- **CONSIGNE ÉCRITE 1**
Dans le listing, remplacez « StDev » par « Écart-type » et redonnez, sans autre changement, les lignes allant de celle qui contient « Text: 4E-24: 4E-24 bbox=[452, 162, 485, 172] » jusqu'à celle qui contient « Text: -13.49: -13.49 bbox=[340, 307, 374, 317] » incluse.

Là, je pense que vous en tenez un bon.


----------



## macomaniac (3 Décembre 2013)

Étant donné cette prémisse puissante posée par _Blaise Pascal_ : 

«tout le malheur des hommes vient d'une seule chose, qui est de ne pas savoir demeurer en repos dans une chambre»​
dont on voit se tirer ici la conséquence _beauceronne_  - nul doute que *leicafilm* n'ait désormais grâce à l'_Amazon_e (dont chacun sait que, bonne coureuse, elle ne fait pas fi du _Belge_ réputé féru de la _Gueuze_) les moyens de saisir à _bras__[articulé]__le_corps_ de quoi faire au lit son bonheur...


----------



## Romuald (3 Décembre 2013)

camisol a dit:


> Là, je pense que vous en tenez un bon.


En volume on dirait du rezba mais à la lecture, en fait non. Quoique, dans le genre abscons...


----------



## Bigdidou (3 Décembre 2013)

Plus simplement ici.


----------



## r e m y (3 Décembre 2013)




----------



## Penetrator (3 Décembre 2013)

Powerdom a dit:


> évidement on parle de pieu, penetrator pointe le bout de sa :love: ..son nez


tu parles de mon pieu je présumes


----------



## leicafilm (3 Décembre 2013)

Merci c'est très sympa! 
Ergotron me semble bien, dans la même qualité je cherche une table pas un bras accroché au mur. Et aussi  mais il me faut un magasin pour voir tâter le produit,  poser des questions, etc. 
Je cherche un distributeur en belgique d'Ergotron.  Donc je cherche encore. Merci à vous tous!


----------



## ergu (3 Décembre 2013)

Le ergu-tronc peut supporter un ordinateur mais refuse catégoriquement d'aller le faire dans le premier lit venu, non mais et puis quoi après ?
Je ne suis pas un tronc facile.


----------



## kisbizz (3 Décembre 2013)

en tout cas ça a été utile  ... savais pas que ça existait un tas de truc pour ne pas bouger de son lit ...

a suivre ..











ps : je fais  mais grâce a vous je vais changer mon  plateau repas style maison de retraite pour un truc moins "vieille peau"


----------



## TibomonG4 (3 Décembre 2013)

r e m y a dit:


> Homme avec Ergotron



Il y en a qui ont le verbe haut, lui c'est le saucisson !

---------- Nouveau message ajouté à 20h46 ---------- Le message précédent a été envoyé à 20h43 ----------




			
				leicafilm a dit:
			
		

> il me faut un magasin pour voir tâter le produit



Effectivement, c'est un bon


----------



## leicafilm (5 Décembre 2013)

En effet, chez moi le proprio ne laisse pas faire des trous aux murs.  Donc impossible d'installer le bras!Sinon ...


----------



## Bigdidou (5 Décembre 2013)

leicafilm a dit:


> En effet, chez moi le proprio ne laisse pas faire des trous aux murs.  Donc impossible d'installer le bras!Sinon ...



C'est peut être pas plus mal comme ça


----------



## macomaniac (5 Décembre 2013)

- **LISTING FOURNI**
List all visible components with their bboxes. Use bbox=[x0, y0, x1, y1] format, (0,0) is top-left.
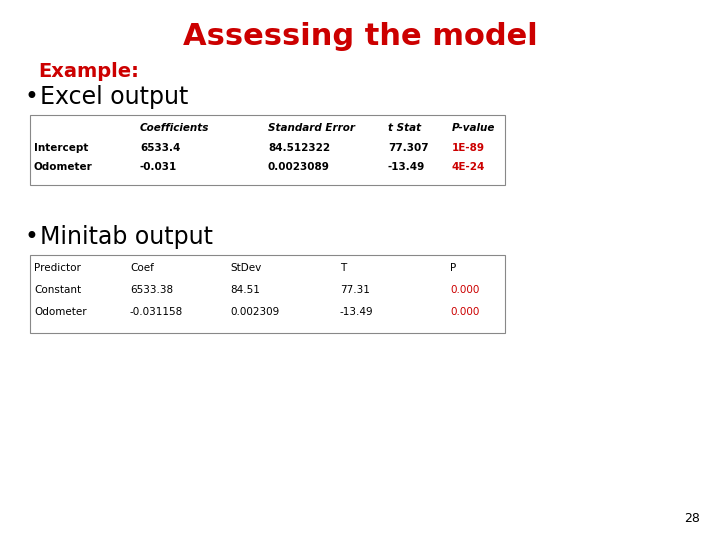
Text: 4E-24: 4E-24 bbox=[452, 162, 485, 172]
Text: StDev: StDev bbox=[230, 263, 261, 273]
Text: 84.51: 84.51 bbox=[230, 285, 260, 295]
Text: 0.002309: 0.002309 bbox=[230, 307, 279, 317]
Text: -13.49: -13.49 bbox=[340, 307, 374, 317]
Text: 6533.38: 6533.38 bbox=[130, 285, 173, 295]
Text: 6533.4: 6533.4 bbox=[140, 143, 181, 153]
Text: 1E-89: 1E-89 bbox=[452, 143, 485, 153]
Text: Odometer: Odometer bbox=[34, 162, 93, 172]
Text: P-value: P-value bbox=[452, 123, 495, 133]
Text: •: • bbox=[25, 85, 39, 109]
FancyBboxPatch shape bbox=[30, 255, 505, 333]
Text: Assessing the model: Assessing the model bbox=[183, 22, 537, 51]
Text: 77.31: 77.31 bbox=[340, 285, 370, 295]
Text: 77.307: 77.307 bbox=[388, 143, 428, 153]
Text: 0.000: 0.000 bbox=[450, 307, 480, 317]
Text: T: T bbox=[340, 263, 346, 273]
Text: Constant: Constant bbox=[34, 285, 81, 295]
Text: 84.512322: 84.512322 bbox=[268, 143, 330, 153]
Text: -0.031: -0.031 bbox=[140, 162, 177, 172]
Text: Example:: Example: bbox=[38, 62, 139, 81]
Text: Excel output: Excel output bbox=[40, 85, 189, 109]
FancyBboxPatch shape bbox=[30, 115, 505, 185]
Text: Coef: Coef bbox=[130, 263, 154, 273]
Text: Minitab output: Minitab output bbox=[40, 225, 213, 249]
Text: -0.031158: -0.031158 bbox=[130, 307, 184, 317]
Text: Intercept: Intercept bbox=[34, 143, 89, 153]
Text: Standard Error: Standard Error bbox=[268, 123, 355, 133]
Text: 28: 28 bbox=[684, 512, 700, 525]
Text: -13.49: -13.49 bbox=[388, 162, 426, 172]
Text: t Stat: t Stat bbox=[388, 123, 421, 133]
Text: •: • bbox=[25, 225, 39, 249]
Text: 0.000: 0.000 bbox=[450, 285, 480, 295]
Text: Odometer: Odometer bbox=[34, 307, 86, 317]
Text: 0.0023089: 0.0023089 bbox=[268, 162, 330, 172]
Text: P: P bbox=[450, 263, 456, 273]
Text: Predictor: Predictor bbox=[34, 263, 81, 273]
Text: Coefficients: Coefficients bbox=[140, 123, 210, 133]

- **CONSIGNE ÉCRITE 2**
Selon l'extrait à lire, qu'est-ce que le propriétaire du logement de leicafilm ne permet pas de faire ?

- **RÉPONSE COMPLÈTE 1**
Text: 4E-24: 4E-24 bbox=[452, 162, 485, 172]
Text: Écart-type: Écart-type bbox=[230, 263, 261, 273]
Text: 84.51: 84.51 bbox=[230, 285, 260, 295]
Text: 0.002309: 0.002309 bbox=[230, 307, 279, 317]
Text: -13.49: -13.49 bbox=[340, 307, 374, 317]

- **RÉPONSE COMPLÈTE 2**
Il ne laisse pas faire de trous dans les murs.